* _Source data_
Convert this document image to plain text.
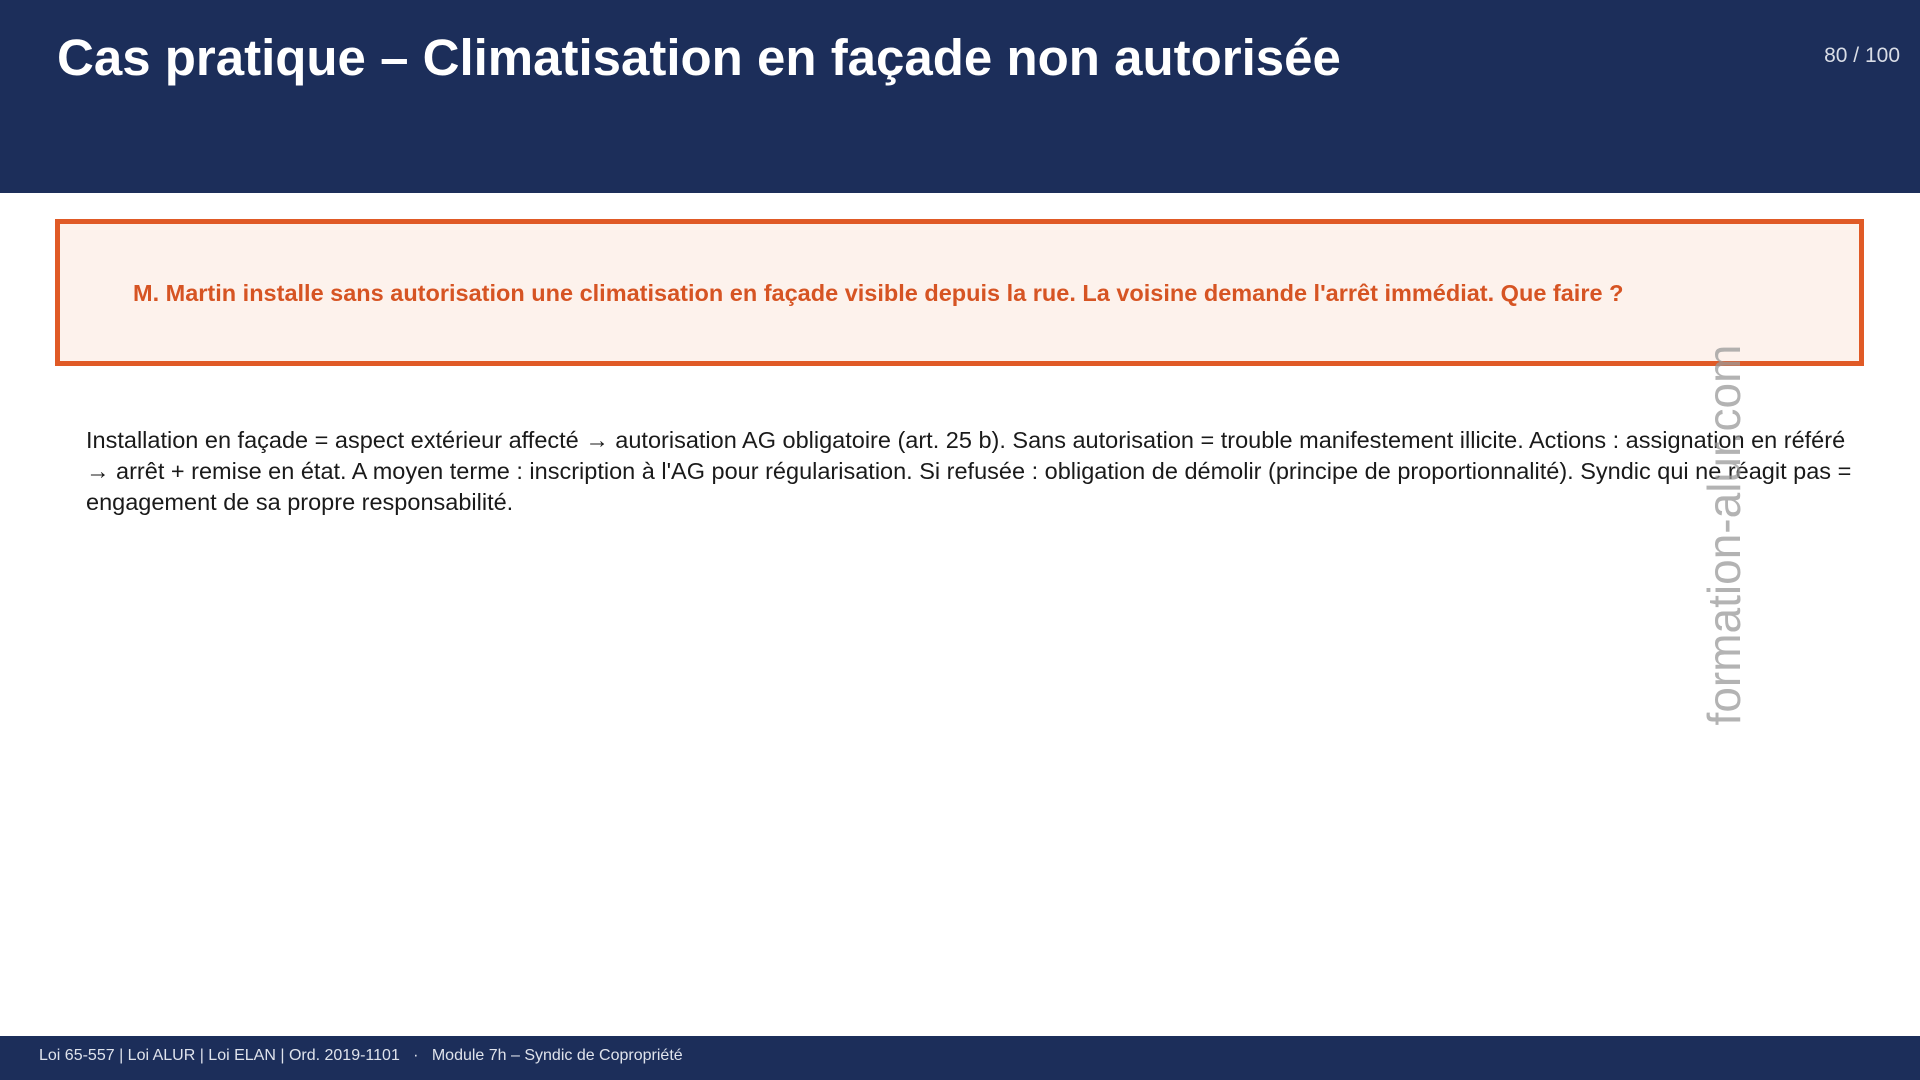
Cas pratique – Climatisation en façade non autorisée	80 / 100
M. Martin installe sans autorisation une climatisation en façade visible depuis la rue. La voisine demande l'arrêt immédiat. Que faire ?
Installation en façade = aspect extérieur affecté → autorisation AG obligatoire (art. 25 b). Sans autorisation = trouble manifestement illicite. Actions : assignation en référé → arrêt + remise en état. A moyen terme : inscription à l'AG pour régularisation. Si refusée : obligation de démolir (principe de proportionnalité). Syndic qui ne réagit pas = engagement de sa propre responsabilité.	formation-alur.com
Loi 65-557 | Loi ALUR | Loi ELAN | Ord. 2019-1101   ·   Module 7h – Syndic de Copropriété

* _Objective_
Exclude the pictures, and transcribe all of the material exactly.

* _Exercise result_
Convert this document image to plain text.
Cas pratique – Climatisation en façade non autorisée	80 / 100
M. Martin installe sans autorisation une climatisation en façade visible depuis la rue. La voisine demande l'arrêt immédiat. Que faire ?
Installation en façade = aspect extérieur affecté → autorisation AG obligatoire (art. 25 b). Sans autorisation = trouble manifestement illicite. Actions : assignation en référé → arrêt + remise en état. A moyen terme : inscription à l'AG pour régularisation. Si refusée : obligation de démolir (principe de proportionnalité). Syndic qui ne réagit pas = engagement de sa propre responsabilité.	formation-alur.com
Loi 65-557 | Loi ALUR | Loi ELAN | Ord. 2019-1101   ·   Module 7h – Syndic de Copropriété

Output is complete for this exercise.